(Dataset records)
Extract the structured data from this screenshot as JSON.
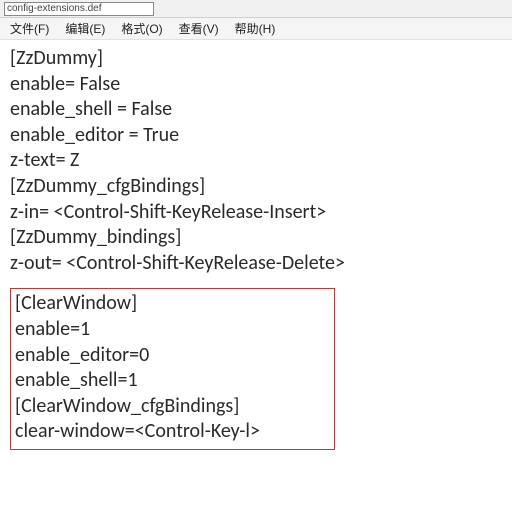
{
  "titlebar": {
    "filename": "config-extensions.def"
  },
  "menu": {
    "file": "文件(F)",
    "edit": "编辑(E)",
    "format": "格式(O)",
    "view": "查看(V)",
    "help": "帮助(H)"
  },
  "block1": {
    "l1": "[ZzDummy]",
    "l2": "enable= False",
    "l3": "enable_shell = False",
    "l4": "enable_editor = True",
    "l5": "z-text= Z",
    "l6": "[ZzDummy_cfgBindings]",
    "l7": "z-in= <Control-Shift-KeyRelease-Insert>",
    "l8": "[ZzDummy_bindings]",
    "l9": "z-out= <Control-Shift-KeyRelease-Delete>"
  },
  "block2": {
    "l1": "[ClearWindow]",
    "l2": "enable=1",
    "l3": "enable_editor=0",
    "l4": "enable_shell=1",
    "l5": "[ClearWindow_cfgBindings]",
    "l6": "clear-window=<Control-Key-l>"
  }
}
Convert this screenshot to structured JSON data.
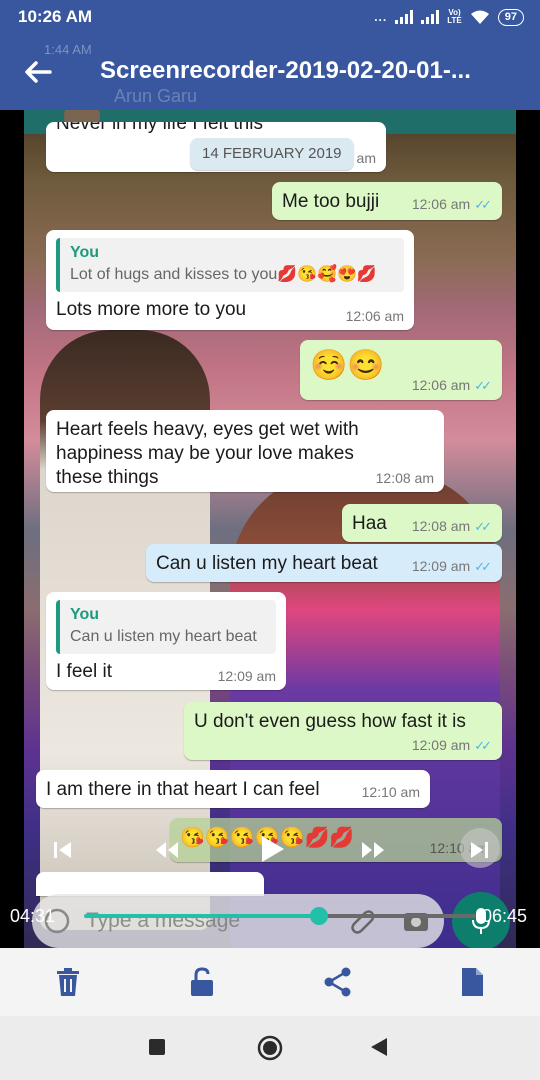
{
  "status_bar": {
    "time": "10:26 AM",
    "dots": "...",
    "volte": "Vo)\nLTE",
    "battery": "97"
  },
  "player": {
    "title": "Screenrecorder-2019-02-20-01-...",
    "current_time": "04:31",
    "total_time": "06:45",
    "progress": 0.6
  },
  "video_ghost": {
    "time": "1:44 AM",
    "contact": "Arun Garu"
  },
  "chat": {
    "date_chip": "14 FEBRUARY 2019",
    "top_partial_text": "Never in my life I felt this",
    "top_partial_time": "am",
    "messages": [
      {
        "dir": "out",
        "text": "Me too bujji",
        "time": "12:06 am",
        "ticks": "✓✓"
      },
      {
        "dir": "in",
        "quote_author": "You",
        "quote_text": "Lot of hugs and kisses to you💋😘🥰😍💋",
        "text": "Lots more more to you",
        "time": "12:06 am"
      },
      {
        "dir": "out",
        "text": "☺️😊",
        "time": "12:06 am",
        "ticks": "✓✓"
      },
      {
        "dir": "in",
        "text": "Heart feels heavy, eyes get wet with happiness may be your love makes these things",
        "time": "12:08 am"
      },
      {
        "dir": "out",
        "text": "Haa",
        "time": "12:08 am",
        "ticks": "✓✓"
      },
      {
        "dir": "out",
        "text": "Can u listen my heart beat",
        "time": "12:09 am",
        "ticks": "✓✓"
      },
      {
        "dir": "in",
        "quote_author": "You",
        "quote_text": "Can u listen my heart beat",
        "text": "I feel it",
        "time": "12:09 am"
      },
      {
        "dir": "out",
        "text": "U don't even guess how fast it is",
        "time": "12:09 am",
        "ticks": "✓✓"
      },
      {
        "dir": "in",
        "text": "I am there in that heart I can feel",
        "time": "12:10 am"
      },
      {
        "dir": "out",
        "text": "😘😘😘😘😘💋💋",
        "time": "12:10 am"
      }
    ],
    "input_placeholder": "Type a message"
  },
  "colors": {
    "header": "#38579e",
    "accent": "#22bfa9",
    "action_icon": "#38579e"
  },
  "actions": [
    "delete-icon",
    "unlock-icon",
    "share-icon",
    "file-icon"
  ],
  "nav": [
    "recents-icon",
    "home-icon",
    "back-icon"
  ]
}
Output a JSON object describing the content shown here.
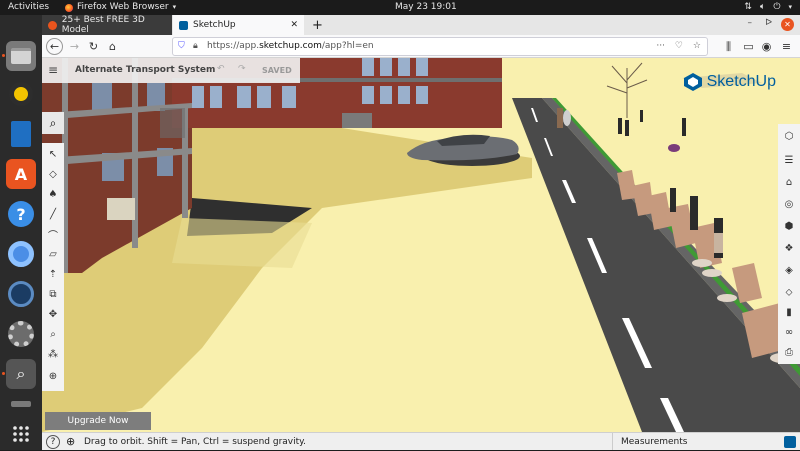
{
  "os": {
    "activities": "Activities",
    "app_name": "Firefox Web Browser",
    "clock": "May 23  19:01",
    "accent": "#e95420"
  },
  "dock": {
    "items": [
      "files-icon",
      "rhythmbox-icon",
      "libreoffice-writer-icon",
      "app-center-icon",
      "help-icon",
      "chromium-icon",
      "steam-icon",
      "settings-icon",
      "search-tool-icon",
      "trash-icon",
      "show-apps-icon"
    ]
  },
  "browser": {
    "tabs": [
      {
        "title": "25+ Best FREE 3D Model"
      },
      {
        "title": "SketchUp"
      }
    ],
    "url": "https://app.sketchup.com/app?hl=en",
    "url_domain": "sketchup.com",
    "url_prefix": "https://app.",
    "url_suffix": "/app?hl=en"
  },
  "sketchup": {
    "model_name": "Alternate Transport System",
    "save_status": "SAVED",
    "brand": "SketchUp",
    "upgrade_label": "Upgrade Now",
    "status_hint": "Drag to orbit. Shift = Pan, Ctrl = suspend gravity.",
    "measurements_label": "Measurements",
    "brand_color": "#005f9e",
    "sky_color": "#f9f0ae",
    "road_color": "#4a4a4a"
  }
}
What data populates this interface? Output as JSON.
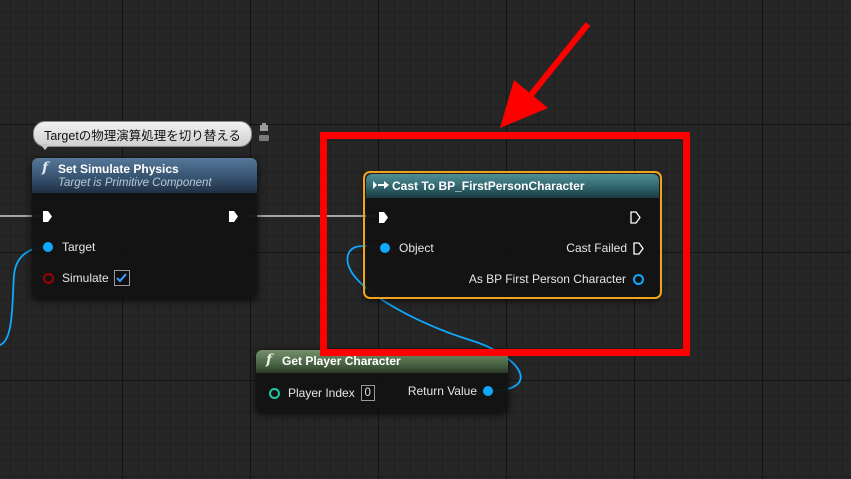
{
  "comment": {
    "text": "Targetの物理演算処理を切り替える"
  },
  "nodes": {
    "set_simulate_physics": {
      "title": "Set Simulate Physics",
      "subtitle": "Target is Primitive Component",
      "pins": {
        "target": "Target",
        "simulate": "Simulate"
      },
      "simulate_checked": true
    },
    "cast_to": {
      "title": "Cast To BP_FirstPersonCharacter",
      "pins": {
        "object": "Object",
        "cast_failed": "Cast Failed",
        "as_character": "As BP First Person Character"
      }
    },
    "get_player_character": {
      "title": "Get Player Character",
      "pins": {
        "player_index": "Player Index",
        "return_value": "Return Value"
      },
      "player_index_value": "0"
    }
  },
  "colors": {
    "object_pin": "#0fa8ff",
    "bool_pin": "#a10000",
    "int_pin": "#1ec9a4",
    "exec_pin": "#ffffff",
    "highlight": "#ff0000",
    "selection": "#f0a41e",
    "header_function": "#34506c",
    "header_cast": "#2d6068",
    "header_pure": "#4a6444"
  },
  "icons": {
    "function": "function-icon",
    "cast": "cast-icon",
    "pin": "pin-icon"
  }
}
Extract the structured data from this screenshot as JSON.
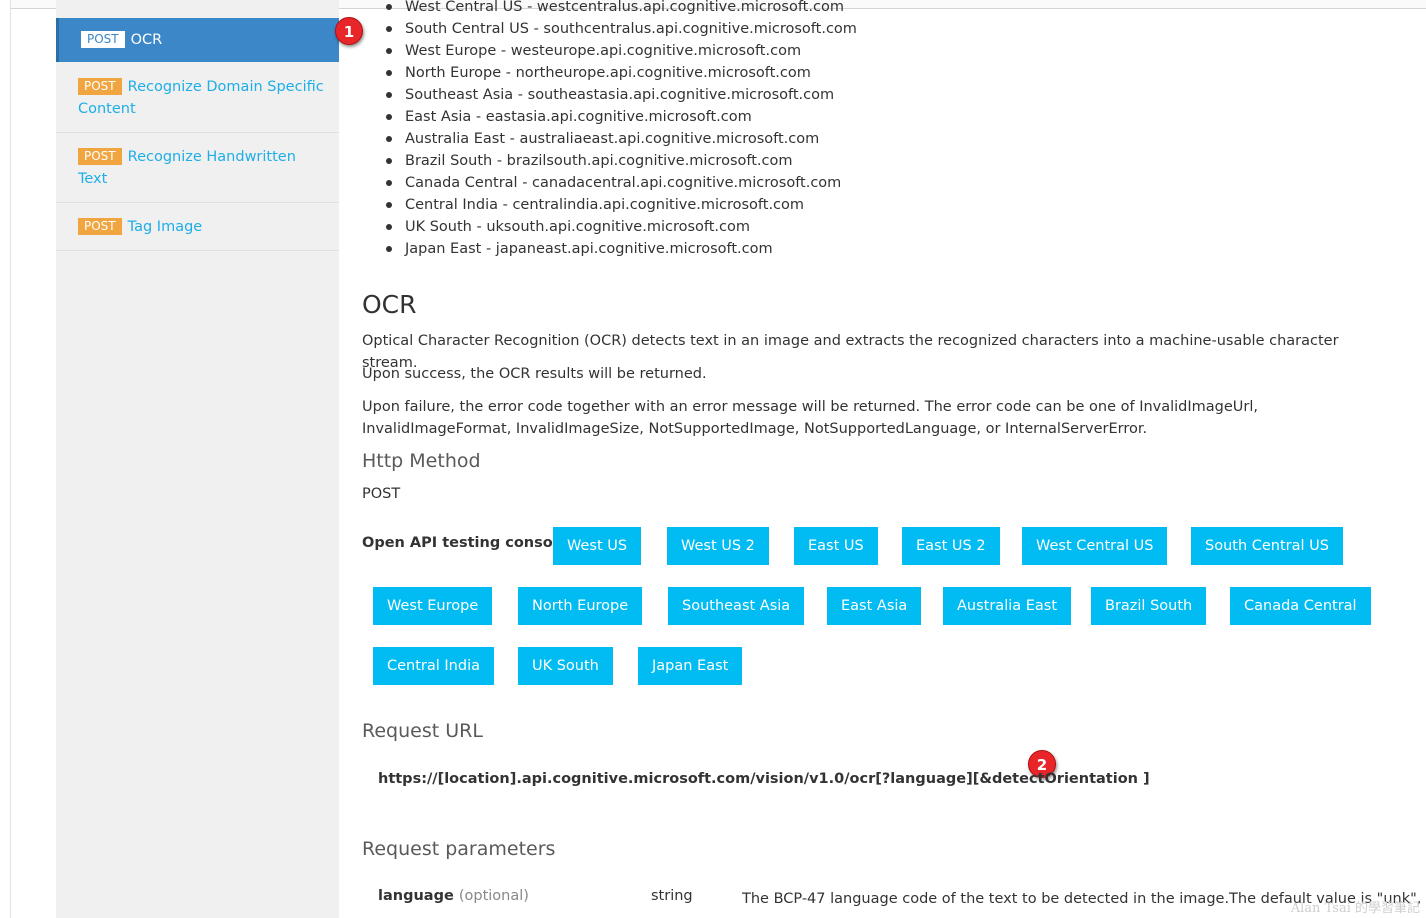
{
  "sidebar": {
    "items": [
      {
        "method": "POST",
        "label": "OCR"
      },
      {
        "method": "POST",
        "label": "Recognize Domain Specific Content"
      },
      {
        "method": "POST",
        "label": "Recognize Handwritten Text"
      },
      {
        "method": "POST",
        "label": "Tag Image"
      }
    ]
  },
  "markers": {
    "one": "1",
    "two": "2"
  },
  "regions_list": [
    "West Central US - westcentralus.api.cognitive.microsoft.com",
    "South Central US - southcentralus.api.cognitive.microsoft.com",
    "West Europe - westeurope.api.cognitive.microsoft.com",
    "North Europe - northeurope.api.cognitive.microsoft.com",
    "Southeast Asia - southeastasia.api.cognitive.microsoft.com",
    "East Asia - eastasia.api.cognitive.microsoft.com",
    "Australia East - australiaeast.api.cognitive.microsoft.com",
    "Brazil South - brazilsouth.api.cognitive.microsoft.com",
    "Canada Central - canadacentral.api.cognitive.microsoft.com",
    "Central India - centralindia.api.cognitive.microsoft.com",
    "UK South - uksouth.api.cognitive.microsoft.com",
    "Japan East - japaneast.api.cognitive.microsoft.com"
  ],
  "ocr": {
    "title": "OCR",
    "desc1": "Optical Character Recognition (OCR) detects text in an image and extracts the recognized characters into a machine-usable character stream.",
    "desc2": "Upon success, the OCR results will be returned.",
    "desc3": "Upon failure, the error code together with an error message will be returned. The error code can be one of InvalidImageUrl, InvalidImageFormat, InvalidImageSize, NotSupportedImage, NotSupportedLanguage, or InternalServerError.",
    "http_method_heading": "Http Method",
    "http_method": "POST"
  },
  "console": {
    "label": "Open API testing console",
    "buttons": [
      "West US",
      "West US 2",
      "East US",
      "East US 2",
      "West Central US",
      "South Central US",
      "West Europe",
      "North Europe",
      "Southeast Asia",
      "East Asia",
      "Australia East",
      "Brazil South",
      "Canada Central",
      "Central India",
      "UK South",
      "Japan East"
    ]
  },
  "request": {
    "url_heading": "Request URL",
    "url": "https://[location].api.cognitive.microsoft.com/vision/v1.0/ocr[?language][&detectOrientation ]",
    "params_heading": "Request parameters",
    "param": {
      "name": "language",
      "optional": "(optional)",
      "type": "string",
      "desc": "The BCP-47 language code of the text to be detected in the image.The default value is \"unk\", then"
    }
  },
  "watermark": "Alan Tsai 的學習筆記"
}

» **Work to do**
Tell how many lines hold the string "KeyRelease", giving the number and nothing else.

» **Output of the task**
2